- _Material for this exercise_:
::::::::::
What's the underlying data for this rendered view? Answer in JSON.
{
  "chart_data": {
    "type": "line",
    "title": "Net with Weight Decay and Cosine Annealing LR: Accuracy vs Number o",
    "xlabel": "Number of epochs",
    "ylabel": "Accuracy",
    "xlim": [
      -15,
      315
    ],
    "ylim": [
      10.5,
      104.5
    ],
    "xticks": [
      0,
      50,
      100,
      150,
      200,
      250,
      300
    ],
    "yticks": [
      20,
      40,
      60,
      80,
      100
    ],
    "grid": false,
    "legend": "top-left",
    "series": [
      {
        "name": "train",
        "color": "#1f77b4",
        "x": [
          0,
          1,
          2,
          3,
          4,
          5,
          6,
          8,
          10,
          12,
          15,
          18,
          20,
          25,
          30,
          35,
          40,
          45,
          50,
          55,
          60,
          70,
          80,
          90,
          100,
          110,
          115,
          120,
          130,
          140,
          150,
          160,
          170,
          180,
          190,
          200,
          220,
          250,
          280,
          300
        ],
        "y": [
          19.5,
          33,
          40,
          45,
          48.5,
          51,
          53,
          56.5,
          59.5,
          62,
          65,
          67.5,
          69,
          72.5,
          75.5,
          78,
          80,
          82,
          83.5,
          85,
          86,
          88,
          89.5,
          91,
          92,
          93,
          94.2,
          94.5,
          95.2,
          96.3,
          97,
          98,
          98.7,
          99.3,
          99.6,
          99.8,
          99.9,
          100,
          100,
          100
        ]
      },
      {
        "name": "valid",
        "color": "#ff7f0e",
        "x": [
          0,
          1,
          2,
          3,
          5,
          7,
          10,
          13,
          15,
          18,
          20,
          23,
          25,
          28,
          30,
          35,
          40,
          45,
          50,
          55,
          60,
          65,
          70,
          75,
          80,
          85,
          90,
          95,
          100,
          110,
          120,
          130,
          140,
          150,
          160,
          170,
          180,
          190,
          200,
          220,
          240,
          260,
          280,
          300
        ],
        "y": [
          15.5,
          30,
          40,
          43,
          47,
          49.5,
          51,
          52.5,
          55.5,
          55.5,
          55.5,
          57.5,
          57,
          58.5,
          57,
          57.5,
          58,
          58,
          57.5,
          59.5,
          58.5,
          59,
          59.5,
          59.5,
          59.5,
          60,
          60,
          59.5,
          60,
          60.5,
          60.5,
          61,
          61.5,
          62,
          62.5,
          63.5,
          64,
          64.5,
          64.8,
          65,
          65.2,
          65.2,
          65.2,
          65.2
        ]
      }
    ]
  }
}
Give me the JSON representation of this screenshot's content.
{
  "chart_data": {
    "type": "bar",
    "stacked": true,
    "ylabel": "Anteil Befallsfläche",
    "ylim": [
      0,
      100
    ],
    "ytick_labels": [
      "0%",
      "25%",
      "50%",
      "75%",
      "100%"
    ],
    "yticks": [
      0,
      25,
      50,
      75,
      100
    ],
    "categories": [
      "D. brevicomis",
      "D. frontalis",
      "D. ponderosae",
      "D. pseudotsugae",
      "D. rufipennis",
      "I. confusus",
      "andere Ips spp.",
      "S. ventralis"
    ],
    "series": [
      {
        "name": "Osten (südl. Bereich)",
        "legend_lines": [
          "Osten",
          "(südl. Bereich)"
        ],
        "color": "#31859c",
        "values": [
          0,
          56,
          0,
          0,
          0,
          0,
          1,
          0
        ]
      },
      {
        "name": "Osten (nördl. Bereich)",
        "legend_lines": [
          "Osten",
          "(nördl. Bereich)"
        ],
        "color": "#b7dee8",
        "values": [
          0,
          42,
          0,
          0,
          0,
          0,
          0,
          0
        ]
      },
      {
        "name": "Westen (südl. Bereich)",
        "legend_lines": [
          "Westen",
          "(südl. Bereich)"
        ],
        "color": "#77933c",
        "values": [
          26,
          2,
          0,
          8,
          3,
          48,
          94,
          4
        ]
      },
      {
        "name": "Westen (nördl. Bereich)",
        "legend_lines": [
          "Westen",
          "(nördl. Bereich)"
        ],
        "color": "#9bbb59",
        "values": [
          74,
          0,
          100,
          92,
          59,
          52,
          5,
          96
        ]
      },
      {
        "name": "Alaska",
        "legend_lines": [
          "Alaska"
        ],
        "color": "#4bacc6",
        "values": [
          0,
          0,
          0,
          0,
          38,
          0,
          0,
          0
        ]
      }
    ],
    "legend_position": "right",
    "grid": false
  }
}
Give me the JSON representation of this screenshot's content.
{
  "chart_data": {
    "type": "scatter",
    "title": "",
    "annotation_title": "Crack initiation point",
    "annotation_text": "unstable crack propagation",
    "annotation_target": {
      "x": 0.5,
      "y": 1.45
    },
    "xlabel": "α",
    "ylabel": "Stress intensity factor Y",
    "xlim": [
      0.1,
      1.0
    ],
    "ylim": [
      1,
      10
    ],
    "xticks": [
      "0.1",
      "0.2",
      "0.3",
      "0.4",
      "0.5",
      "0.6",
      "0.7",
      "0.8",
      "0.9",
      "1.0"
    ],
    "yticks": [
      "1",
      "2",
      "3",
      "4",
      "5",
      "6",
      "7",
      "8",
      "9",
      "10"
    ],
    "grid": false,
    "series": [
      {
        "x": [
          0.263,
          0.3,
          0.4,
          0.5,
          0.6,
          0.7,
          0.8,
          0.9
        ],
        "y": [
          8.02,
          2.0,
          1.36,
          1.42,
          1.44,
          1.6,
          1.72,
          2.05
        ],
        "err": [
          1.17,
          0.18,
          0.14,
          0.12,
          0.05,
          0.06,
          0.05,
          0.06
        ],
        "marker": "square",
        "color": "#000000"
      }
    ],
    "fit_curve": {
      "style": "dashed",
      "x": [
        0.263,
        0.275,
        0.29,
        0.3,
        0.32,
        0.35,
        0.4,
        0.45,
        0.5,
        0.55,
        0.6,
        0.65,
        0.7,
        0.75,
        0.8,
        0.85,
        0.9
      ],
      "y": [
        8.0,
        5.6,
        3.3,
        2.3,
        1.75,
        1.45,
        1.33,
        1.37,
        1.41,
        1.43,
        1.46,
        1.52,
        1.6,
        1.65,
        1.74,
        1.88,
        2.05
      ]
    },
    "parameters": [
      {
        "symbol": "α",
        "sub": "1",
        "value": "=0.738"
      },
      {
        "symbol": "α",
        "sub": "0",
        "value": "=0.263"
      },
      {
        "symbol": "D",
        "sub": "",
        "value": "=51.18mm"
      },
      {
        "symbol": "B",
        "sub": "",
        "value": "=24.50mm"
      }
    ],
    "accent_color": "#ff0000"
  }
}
::::::::::
Read the lines above. Gather those in which the string "nördl" is found.

- _Written response_:
        "name": "Osten (nördl. Bereich)",
          "(nördl. Bereich)"
        "name": "Westen (nördl. Bereich)",
          "(nördl. Bereich)"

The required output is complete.